- **GIVEN EXERCISE**: Count how many lines of the material contain the string "chevron", then give that number and nothing more.
___ AVAILABLE DATA ___
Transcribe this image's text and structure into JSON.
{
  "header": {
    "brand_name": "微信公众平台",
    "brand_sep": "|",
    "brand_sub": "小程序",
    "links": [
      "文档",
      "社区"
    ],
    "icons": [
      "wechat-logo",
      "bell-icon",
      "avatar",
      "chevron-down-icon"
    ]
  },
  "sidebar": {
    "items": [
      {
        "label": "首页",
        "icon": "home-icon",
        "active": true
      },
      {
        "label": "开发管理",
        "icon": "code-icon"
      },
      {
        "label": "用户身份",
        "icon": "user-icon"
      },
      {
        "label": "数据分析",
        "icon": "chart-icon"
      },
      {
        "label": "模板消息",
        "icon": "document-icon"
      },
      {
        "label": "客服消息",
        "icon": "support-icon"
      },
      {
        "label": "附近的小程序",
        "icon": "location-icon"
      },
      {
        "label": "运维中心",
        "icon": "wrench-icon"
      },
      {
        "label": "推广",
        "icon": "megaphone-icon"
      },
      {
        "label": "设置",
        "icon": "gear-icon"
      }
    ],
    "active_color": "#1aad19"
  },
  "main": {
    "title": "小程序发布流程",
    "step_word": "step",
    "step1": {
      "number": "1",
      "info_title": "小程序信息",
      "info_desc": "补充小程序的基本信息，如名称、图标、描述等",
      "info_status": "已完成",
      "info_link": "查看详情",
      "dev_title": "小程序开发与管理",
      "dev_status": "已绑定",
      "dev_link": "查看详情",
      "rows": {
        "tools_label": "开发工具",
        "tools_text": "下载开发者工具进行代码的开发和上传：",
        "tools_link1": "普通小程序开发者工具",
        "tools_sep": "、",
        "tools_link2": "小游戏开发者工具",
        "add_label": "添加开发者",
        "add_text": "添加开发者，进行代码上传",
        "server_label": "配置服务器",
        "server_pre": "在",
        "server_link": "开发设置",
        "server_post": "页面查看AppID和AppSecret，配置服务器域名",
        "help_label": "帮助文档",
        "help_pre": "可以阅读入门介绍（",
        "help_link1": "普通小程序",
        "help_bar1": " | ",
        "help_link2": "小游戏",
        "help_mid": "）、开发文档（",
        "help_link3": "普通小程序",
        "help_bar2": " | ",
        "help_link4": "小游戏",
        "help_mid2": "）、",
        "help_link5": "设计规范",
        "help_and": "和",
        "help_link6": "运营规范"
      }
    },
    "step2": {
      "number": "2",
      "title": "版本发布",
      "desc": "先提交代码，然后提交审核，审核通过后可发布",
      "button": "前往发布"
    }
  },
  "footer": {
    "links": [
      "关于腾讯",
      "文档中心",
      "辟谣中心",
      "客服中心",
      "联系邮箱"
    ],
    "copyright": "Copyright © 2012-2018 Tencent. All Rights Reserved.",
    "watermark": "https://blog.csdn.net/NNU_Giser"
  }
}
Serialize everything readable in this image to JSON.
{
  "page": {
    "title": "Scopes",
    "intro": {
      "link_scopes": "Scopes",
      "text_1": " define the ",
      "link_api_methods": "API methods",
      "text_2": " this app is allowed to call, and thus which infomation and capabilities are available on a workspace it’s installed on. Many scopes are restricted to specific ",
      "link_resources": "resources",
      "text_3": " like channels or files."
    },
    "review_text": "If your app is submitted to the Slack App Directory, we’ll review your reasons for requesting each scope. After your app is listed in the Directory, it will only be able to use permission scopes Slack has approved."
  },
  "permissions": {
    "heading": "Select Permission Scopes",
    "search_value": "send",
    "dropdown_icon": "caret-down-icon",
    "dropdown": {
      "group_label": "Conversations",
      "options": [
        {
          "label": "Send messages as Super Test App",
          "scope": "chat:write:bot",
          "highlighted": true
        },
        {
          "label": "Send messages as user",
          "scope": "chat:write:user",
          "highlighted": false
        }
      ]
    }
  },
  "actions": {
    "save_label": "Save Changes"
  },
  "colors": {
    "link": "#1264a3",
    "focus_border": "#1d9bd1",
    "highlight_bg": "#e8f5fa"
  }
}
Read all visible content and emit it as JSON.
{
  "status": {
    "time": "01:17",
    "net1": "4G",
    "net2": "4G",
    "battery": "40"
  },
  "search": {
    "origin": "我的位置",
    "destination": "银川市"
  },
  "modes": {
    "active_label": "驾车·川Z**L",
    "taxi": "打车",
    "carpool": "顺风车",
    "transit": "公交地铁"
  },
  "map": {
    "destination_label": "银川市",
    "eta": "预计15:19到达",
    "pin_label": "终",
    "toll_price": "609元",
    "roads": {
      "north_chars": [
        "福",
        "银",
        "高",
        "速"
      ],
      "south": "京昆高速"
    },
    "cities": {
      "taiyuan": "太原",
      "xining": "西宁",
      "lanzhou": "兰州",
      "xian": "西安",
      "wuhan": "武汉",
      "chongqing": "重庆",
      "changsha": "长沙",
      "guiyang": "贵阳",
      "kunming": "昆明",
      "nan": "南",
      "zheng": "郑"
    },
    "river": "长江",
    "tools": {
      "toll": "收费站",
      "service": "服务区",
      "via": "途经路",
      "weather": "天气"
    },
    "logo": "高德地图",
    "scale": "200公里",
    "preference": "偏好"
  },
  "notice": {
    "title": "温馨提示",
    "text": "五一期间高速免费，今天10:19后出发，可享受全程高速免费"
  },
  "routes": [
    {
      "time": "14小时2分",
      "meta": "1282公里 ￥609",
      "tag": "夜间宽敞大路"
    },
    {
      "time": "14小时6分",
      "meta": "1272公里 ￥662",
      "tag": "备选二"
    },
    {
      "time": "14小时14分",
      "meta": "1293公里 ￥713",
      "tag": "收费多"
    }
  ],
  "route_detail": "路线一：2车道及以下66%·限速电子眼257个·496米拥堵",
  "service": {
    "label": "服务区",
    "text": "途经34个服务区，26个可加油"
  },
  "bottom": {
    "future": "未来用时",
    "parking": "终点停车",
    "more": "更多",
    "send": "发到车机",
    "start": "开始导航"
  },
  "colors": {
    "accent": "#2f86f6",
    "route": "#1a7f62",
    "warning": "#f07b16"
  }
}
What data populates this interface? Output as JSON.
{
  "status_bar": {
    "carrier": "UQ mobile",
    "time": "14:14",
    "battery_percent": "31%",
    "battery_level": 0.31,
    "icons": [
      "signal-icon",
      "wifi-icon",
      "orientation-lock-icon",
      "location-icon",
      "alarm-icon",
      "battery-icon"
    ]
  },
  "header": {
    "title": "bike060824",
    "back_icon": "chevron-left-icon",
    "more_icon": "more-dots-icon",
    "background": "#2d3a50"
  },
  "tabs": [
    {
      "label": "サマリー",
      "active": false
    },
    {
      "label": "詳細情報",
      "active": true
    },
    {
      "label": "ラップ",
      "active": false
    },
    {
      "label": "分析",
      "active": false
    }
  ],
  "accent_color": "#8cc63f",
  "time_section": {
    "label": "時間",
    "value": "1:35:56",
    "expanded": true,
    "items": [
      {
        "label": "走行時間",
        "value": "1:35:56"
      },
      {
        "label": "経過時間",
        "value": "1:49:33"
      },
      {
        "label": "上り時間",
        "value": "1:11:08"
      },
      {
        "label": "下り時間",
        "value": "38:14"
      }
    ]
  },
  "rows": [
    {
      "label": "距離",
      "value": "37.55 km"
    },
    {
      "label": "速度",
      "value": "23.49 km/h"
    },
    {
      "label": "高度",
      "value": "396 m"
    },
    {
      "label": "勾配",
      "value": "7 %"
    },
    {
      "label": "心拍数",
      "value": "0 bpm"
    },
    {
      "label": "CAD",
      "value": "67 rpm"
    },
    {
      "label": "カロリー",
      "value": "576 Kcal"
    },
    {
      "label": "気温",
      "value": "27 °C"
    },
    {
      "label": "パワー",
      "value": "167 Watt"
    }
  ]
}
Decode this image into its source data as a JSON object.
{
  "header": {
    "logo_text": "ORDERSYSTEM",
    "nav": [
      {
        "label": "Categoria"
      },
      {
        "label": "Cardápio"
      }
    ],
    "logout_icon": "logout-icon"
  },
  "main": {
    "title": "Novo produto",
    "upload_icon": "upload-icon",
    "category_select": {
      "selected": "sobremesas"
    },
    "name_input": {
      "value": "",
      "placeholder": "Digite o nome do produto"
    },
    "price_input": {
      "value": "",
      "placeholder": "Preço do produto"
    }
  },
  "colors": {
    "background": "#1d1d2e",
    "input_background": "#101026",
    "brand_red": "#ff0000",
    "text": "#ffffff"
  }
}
___
- **TASK SOLUTION**: 2